### What the task requires
Find the lines with "あるいは" in them and copy them out.

### Materials provided
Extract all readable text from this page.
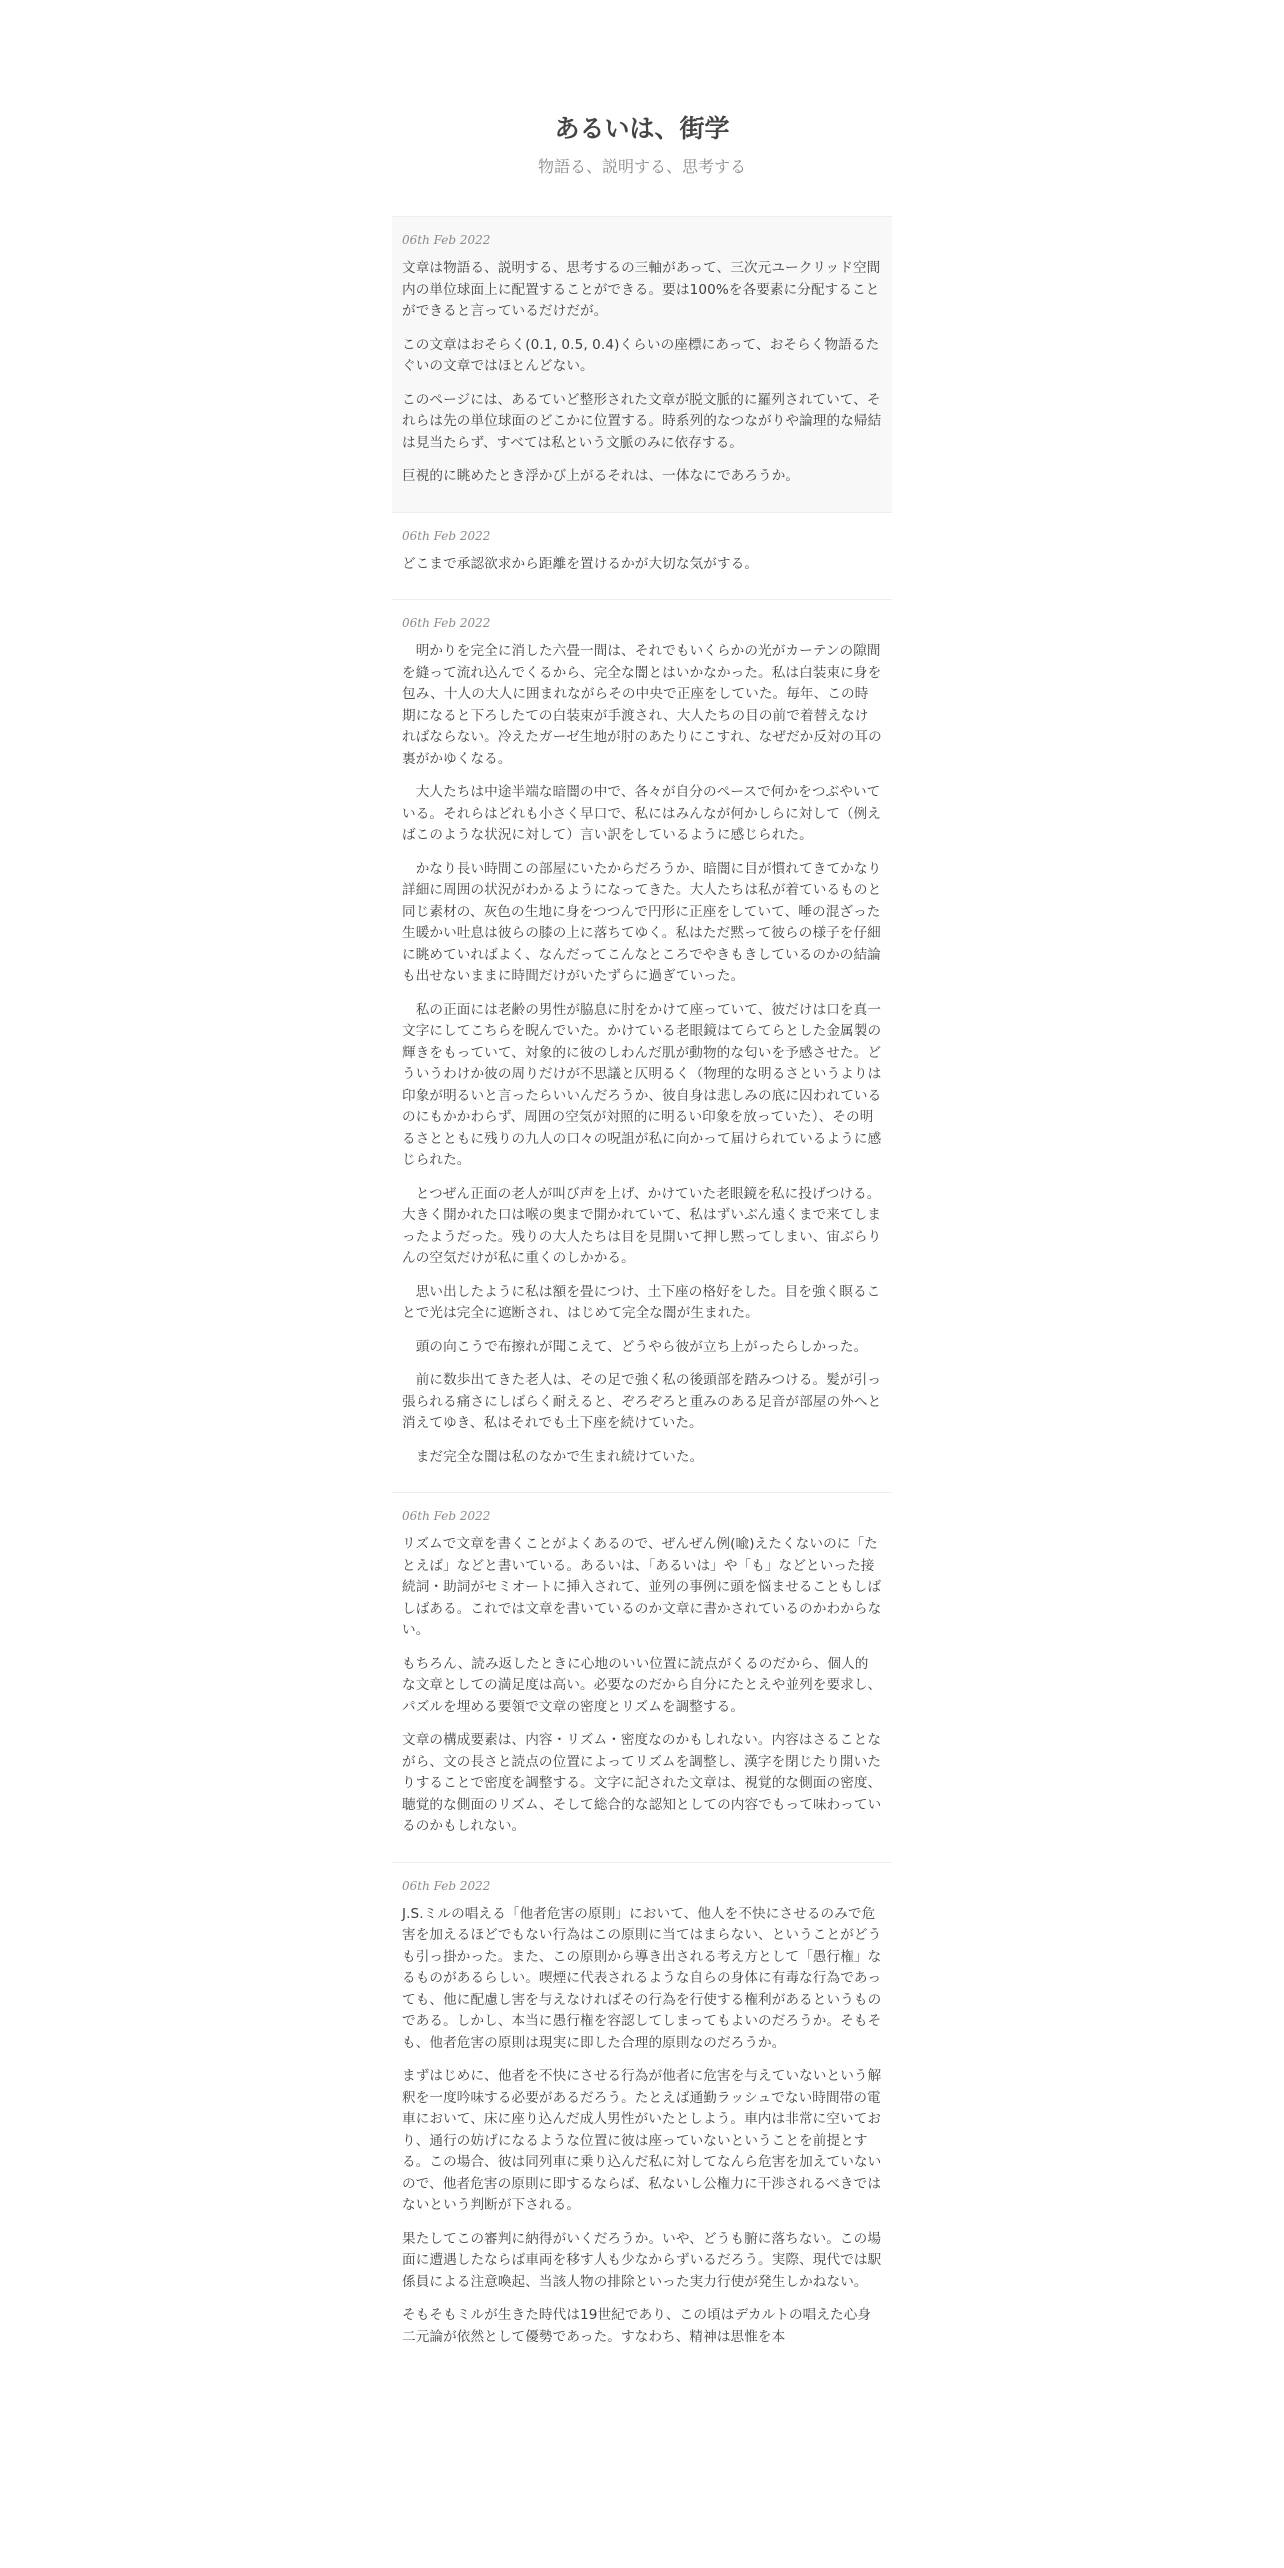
あるいは、街学
物語る、説明する、思考する
06th Feb 2022

文章は物語る、説明する、思考するの三軸があって、三次元ユークリッド空間内の単位球面上に配置することができる。要は100%を各要素に分配することができると言っているだけだが。

この文章はおそらく(0.1, 0.5, 0.4)くらいの座標にあって、おそらく物語るたぐいの文章ではほとんどない。

このページには、あるていど整形された文章が脱文脈的に羅列されていて、それらは先の単位球面のどこかに位置する。時系列的なつながりや論理的な帰結は見当たらず、すべては私という文脈のみに依存する。

巨視的に眺めたとき浮かび上がるそれは、一体なにであろうか。

06th Feb 2022

どこまで承認欲求から距離を置けるかが大切な気がする。

06th Feb 2022

　明かりを完全に消した六畳一間は、それでもいくらかの光がカーテンの隙間を縫って流れ込んでくるから、完全な闇とはいかなかった。私は白装束に身を包み、十人の大人に囲まれながらその中央で正座をしていた。毎年、この時期になると下ろしたての白装束が手渡され、大人たちの目の前で着替えなければならない。冷えたガーゼ生地が肘のあたりにこすれ、なぜだか反対の耳の裏がかゆくなる。

　大人たちは中途半端な暗闇の中で、各々が自分のペースで何かをつぶやいている。それらはどれも小さく早口で、私にはみんなが何かしらに対して（例えばこのような状況に対して）言い訳をしているように感じられた。

　かなり長い時間この部屋にいたからだろうか、暗闇に目が慣れてきてかなり詳細に周囲の状況がわかるようになってきた。大人たちは私が着ているものと同じ素材の、灰色の生地に身をつつんで円形に正座をしていて、唾の混ざった生暖かい吐息は彼らの膝の上に落ちてゆく。私はただ黙って彼らの様子を仔細に眺めていればよく、なんだってこんなところでやきもきしているのかの結論も出せないままに時間だけがいたずらに過ぎていった。

　私の正面には老齢の男性が脇息に肘をかけて座っていて、彼だけは口を真一文字にしてこちらを睨んでいた。かけている老眼鏡はてらてらとした金属製の輝きをもっていて、対象的に彼のしわんだ肌が動物的な匂いを予感させた。どういうわけか彼の周りだけが不思議と仄明るく（物理的な明るさというよりは印象が明るいと言ったらいいんだろうか、彼自身は悲しみの底に囚われているのにもかかわらず、周囲の空気が対照的に明るい印象を放っていた）、その明るさとともに残りの九人の口々の呪詛が私に向かって届けられているように感じられた。

　とつぜん正面の老人が叫び声を上げ、かけていた老眼鏡を私に投げつける。大きく開かれた口は喉の奥まで開かれていて、私はずいぶん遠くまで来てしまったようだった。残りの大人たちは目を見開いて押し黙ってしまい、宙ぶらりんの空気だけが私に重くのしかかる。

　思い出したように私は額を畳につけ、土下座の格好をした。目を強く瞑ることで光は完全に遮断され、はじめて完全な闇が生まれた。

　頭の向こうで布擦れが聞こえて、どうやら彼が立ち上がったらしかった。

　前に数歩出てきた老人は、その足で強く私の後頭部を踏みつける。髪が引っ張られる痛さにしばらく耐えると、ぞろぞろと重みのある足音が部屋の外へと消えてゆき、私はそれでも土下座を続けていた。

　まだ完全な闇は私のなかで生まれ続けていた。

06th Feb 2022

リズムで文章を書くことがよくあるので、ぜんぜん例(喩)えたくないのに「たとえば」などと書いている。あるいは、「あるいは」や「も」などといった接続詞・助詞がセミオートに挿入されて、並列の事例に頭を悩ませることもしばしばある。これでは文章を書いているのか文章に書かされているのかわからない。

もちろん、読み返したときに心地のいい位置に読点がくるのだから、個人的な文章としての満足度は高い。必要なのだから自分にたとえや並列を要求し、パズルを埋める要領で文章の密度とリズムを調整する。

文章の構成要素は、内容・リズム・密度なのかもしれない。内容はさることながら、文の長さと読点の位置によってリズムを調整し、漢字を閉じたり開いたりすることで密度を調整する。文字に記された文章は、視覚的な側面の密度、聴覚的な側面のリズム、そして総合的な認知としての内容でもって味わっているのかもしれない。

06th Feb 2022

J.S.ミルの唱える「他者危害の原則」において、他人を不快にさせるのみで危害を加えるほどでもない行為はこの原則に当てはまらない、ということがどうも引っ掛かった。また、この原則から導き出される考え方として「愚行権」なるものがあるらしい。喫煙に代表されるような自らの身体に有毒な行為であっても、他に配慮し害を与えなければその行為を行使する権利があるというものである。しかし、本当に愚行権を容認してしまってもよいのだろうか。そもそも、他者危害の原則は現実に即した合理的原則なのだろうか。

まずはじめに、他者を不快にさせる行為が他者に危害を与えていないという解釈を一度吟味する必要があるだろう。たとえば通勤ラッシュでない時間帯の電車において、床に座り込んだ成人男性がいたとしよう。車内は非常に空いており、通行の妨げになるような位置に彼は座っていないということを前提とする。この場合、彼は同列車に乗り込んだ私に対してなんら危害を加えていないので、他者危害の原則に即するならば、私ないし公権力に干渉されるべきではないという判断が下される。

果たしてこの審判に納得がいくだろうか。いや、どうも腑に落ちない。この場面に遭遇したならば車両を移す人も少なからずいるだろう。実際、現代では駅係員による注意喚起、当該人物の排除といった実力行使が発生しかねない。

そもそもミルが生きた時代は19世紀であり、この頃はデカルトの唱えた心身二元論が依然として優勢であった。すなわち、精神は思惟を本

### Response to this task
あるいは、街学
リズムで文章を書くことがよくあるので、ぜんぜん例(喩)えたくないのに「たとえば」などと書いている。あるいは、「あるいは」や「も」などといった接続詞・助詞がセミオートに挿入されて、並列の事例に頭を悩ませることもしばしばある。これでは文章を書いているのか文章に書かされているのかわからない。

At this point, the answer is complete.